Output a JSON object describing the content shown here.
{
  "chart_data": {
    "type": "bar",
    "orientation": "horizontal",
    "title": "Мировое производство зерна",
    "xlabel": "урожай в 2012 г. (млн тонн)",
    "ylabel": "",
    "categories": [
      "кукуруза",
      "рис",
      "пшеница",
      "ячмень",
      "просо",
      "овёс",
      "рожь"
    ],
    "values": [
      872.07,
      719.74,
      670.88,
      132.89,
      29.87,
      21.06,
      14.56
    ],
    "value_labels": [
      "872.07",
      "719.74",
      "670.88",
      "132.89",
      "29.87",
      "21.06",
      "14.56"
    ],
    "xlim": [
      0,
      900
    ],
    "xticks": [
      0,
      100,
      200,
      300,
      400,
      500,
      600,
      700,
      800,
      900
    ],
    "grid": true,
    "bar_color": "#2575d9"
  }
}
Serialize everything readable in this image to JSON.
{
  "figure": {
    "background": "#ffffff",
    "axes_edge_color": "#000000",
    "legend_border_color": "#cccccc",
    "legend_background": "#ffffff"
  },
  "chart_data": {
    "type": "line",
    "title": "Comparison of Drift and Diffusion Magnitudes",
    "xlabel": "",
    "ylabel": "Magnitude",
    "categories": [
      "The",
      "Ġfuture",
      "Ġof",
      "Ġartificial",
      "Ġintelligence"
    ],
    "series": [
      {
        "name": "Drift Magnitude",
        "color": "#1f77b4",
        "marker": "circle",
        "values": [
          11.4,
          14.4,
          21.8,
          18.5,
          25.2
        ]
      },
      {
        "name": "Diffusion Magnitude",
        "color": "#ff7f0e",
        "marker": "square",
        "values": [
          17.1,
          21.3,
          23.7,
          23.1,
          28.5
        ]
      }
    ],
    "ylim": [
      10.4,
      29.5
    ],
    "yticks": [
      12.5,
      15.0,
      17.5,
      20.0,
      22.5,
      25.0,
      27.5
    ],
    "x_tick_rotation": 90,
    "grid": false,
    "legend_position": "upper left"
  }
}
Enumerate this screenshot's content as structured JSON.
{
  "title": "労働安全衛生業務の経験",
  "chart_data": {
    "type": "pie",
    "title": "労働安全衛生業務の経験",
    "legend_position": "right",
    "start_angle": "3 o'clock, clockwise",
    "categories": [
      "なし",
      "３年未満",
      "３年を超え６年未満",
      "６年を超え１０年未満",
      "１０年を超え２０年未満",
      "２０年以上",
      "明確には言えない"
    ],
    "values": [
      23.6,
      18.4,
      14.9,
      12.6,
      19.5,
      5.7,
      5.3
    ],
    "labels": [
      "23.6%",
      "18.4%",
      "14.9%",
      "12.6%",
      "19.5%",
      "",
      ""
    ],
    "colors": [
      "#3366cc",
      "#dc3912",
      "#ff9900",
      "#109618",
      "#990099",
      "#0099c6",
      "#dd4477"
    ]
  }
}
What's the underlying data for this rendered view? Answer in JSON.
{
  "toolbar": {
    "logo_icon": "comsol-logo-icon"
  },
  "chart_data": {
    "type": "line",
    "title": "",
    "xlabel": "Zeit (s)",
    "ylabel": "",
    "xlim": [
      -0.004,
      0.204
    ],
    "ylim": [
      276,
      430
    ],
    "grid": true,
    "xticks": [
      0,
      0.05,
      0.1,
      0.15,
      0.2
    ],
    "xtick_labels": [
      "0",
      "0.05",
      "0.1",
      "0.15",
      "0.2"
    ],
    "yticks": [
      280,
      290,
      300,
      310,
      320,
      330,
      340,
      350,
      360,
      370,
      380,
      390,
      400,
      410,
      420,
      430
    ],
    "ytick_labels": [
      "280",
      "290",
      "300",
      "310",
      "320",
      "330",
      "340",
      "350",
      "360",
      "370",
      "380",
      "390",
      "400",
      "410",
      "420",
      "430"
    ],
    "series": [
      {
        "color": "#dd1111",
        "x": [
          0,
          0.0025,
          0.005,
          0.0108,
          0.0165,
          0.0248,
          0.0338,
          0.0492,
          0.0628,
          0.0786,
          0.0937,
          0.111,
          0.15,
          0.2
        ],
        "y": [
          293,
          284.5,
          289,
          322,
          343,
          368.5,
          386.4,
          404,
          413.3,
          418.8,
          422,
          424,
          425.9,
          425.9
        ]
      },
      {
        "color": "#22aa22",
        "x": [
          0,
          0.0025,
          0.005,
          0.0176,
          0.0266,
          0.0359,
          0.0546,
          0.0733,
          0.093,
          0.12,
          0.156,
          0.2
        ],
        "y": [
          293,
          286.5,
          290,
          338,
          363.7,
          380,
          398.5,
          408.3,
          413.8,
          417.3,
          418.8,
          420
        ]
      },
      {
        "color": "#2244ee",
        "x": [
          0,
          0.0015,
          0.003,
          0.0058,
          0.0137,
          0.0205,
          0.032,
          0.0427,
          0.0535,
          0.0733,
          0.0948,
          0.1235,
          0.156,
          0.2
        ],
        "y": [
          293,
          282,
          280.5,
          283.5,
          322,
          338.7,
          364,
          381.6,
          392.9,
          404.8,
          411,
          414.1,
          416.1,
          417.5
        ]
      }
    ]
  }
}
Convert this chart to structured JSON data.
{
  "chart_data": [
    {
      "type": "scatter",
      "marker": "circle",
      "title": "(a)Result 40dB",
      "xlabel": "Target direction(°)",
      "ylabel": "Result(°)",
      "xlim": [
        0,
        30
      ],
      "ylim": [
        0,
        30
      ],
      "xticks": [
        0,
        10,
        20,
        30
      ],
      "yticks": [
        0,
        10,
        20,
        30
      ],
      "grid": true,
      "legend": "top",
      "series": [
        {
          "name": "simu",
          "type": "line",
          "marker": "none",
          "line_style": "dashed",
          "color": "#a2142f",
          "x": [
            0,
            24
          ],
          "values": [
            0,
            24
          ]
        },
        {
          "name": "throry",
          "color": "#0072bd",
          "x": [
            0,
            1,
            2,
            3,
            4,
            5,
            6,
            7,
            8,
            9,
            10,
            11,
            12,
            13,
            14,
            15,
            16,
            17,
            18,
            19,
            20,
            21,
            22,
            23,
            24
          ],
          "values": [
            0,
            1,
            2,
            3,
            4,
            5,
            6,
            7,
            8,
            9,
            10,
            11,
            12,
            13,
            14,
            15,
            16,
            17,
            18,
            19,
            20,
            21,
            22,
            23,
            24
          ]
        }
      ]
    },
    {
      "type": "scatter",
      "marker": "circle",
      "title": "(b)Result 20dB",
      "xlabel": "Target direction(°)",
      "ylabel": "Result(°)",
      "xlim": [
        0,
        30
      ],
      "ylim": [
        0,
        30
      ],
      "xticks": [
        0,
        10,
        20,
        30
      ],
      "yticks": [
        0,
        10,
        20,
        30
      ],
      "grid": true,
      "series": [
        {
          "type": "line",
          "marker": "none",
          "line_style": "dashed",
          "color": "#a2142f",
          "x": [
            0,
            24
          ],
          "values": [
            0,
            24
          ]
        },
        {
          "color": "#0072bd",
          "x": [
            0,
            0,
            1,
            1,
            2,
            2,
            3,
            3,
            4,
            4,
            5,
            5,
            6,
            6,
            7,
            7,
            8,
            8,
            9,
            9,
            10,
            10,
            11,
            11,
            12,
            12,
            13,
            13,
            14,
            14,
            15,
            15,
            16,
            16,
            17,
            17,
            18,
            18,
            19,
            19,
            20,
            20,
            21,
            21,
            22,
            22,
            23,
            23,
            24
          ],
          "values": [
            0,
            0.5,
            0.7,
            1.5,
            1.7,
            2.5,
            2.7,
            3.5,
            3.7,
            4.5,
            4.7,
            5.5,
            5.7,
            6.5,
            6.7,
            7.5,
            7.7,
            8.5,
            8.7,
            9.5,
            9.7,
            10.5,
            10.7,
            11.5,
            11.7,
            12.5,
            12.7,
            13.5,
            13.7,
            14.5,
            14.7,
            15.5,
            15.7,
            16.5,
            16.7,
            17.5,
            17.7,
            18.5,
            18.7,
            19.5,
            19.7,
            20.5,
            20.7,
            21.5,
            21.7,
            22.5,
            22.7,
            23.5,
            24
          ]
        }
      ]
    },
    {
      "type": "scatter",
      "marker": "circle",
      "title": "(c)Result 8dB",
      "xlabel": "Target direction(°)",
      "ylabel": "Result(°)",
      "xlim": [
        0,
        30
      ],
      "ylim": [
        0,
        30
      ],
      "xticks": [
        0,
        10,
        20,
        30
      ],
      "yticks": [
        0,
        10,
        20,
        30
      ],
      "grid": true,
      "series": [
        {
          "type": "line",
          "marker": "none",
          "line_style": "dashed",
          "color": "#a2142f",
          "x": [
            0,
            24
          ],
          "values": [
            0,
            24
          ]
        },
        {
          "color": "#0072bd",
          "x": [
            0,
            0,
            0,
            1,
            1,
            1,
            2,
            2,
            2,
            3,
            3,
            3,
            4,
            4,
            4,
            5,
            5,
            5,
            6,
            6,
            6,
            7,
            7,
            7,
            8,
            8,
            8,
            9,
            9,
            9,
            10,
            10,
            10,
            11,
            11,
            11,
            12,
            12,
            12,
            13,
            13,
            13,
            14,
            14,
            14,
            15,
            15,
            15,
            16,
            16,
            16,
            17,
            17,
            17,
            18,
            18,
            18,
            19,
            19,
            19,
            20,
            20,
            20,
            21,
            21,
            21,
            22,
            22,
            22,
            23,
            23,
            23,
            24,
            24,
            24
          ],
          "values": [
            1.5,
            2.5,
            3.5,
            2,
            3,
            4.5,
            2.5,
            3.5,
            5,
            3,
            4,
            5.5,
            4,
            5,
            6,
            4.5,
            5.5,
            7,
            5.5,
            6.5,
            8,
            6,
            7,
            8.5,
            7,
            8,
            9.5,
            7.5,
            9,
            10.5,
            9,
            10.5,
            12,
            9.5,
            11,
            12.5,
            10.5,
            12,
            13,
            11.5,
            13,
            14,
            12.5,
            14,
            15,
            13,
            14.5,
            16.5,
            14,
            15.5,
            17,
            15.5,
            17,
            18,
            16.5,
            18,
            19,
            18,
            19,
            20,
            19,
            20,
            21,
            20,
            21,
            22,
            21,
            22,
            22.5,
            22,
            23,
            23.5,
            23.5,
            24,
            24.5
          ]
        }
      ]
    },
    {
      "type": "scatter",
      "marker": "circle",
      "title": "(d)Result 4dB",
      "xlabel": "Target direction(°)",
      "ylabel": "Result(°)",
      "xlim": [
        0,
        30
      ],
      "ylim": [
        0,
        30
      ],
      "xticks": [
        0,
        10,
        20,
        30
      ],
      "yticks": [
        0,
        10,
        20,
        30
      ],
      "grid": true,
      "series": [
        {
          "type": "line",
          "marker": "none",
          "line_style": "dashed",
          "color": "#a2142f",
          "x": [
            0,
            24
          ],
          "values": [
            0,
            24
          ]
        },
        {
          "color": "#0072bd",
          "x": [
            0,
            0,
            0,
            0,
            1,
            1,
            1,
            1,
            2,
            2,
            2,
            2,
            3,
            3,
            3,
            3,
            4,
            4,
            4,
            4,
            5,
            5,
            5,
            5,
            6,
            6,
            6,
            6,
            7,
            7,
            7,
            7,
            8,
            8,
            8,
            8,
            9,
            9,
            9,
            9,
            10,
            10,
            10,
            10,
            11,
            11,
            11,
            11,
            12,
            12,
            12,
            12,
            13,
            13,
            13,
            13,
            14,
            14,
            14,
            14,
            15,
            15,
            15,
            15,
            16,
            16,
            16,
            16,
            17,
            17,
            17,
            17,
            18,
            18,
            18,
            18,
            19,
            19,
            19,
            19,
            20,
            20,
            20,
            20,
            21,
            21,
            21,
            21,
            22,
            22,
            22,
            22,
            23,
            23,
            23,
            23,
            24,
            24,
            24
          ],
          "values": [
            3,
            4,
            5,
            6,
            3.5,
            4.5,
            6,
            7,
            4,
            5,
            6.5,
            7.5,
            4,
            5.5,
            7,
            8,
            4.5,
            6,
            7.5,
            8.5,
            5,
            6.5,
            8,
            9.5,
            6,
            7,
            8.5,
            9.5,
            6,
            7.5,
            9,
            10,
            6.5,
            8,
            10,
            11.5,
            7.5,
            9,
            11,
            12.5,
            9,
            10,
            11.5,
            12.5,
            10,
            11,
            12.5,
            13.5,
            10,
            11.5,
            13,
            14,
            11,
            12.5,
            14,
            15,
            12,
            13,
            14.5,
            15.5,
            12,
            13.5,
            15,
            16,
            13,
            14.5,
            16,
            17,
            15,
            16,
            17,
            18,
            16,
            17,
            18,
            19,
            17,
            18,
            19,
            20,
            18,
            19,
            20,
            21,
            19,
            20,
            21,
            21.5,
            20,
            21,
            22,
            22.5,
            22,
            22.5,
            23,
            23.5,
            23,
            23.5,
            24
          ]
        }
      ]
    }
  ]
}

» STATED TASK: Using the records above, copy each line that contains "ffffff".

» RESULT OF THIS EXERCISE:
    "background": "#ffffff",
    "legend_background": "#ffffff"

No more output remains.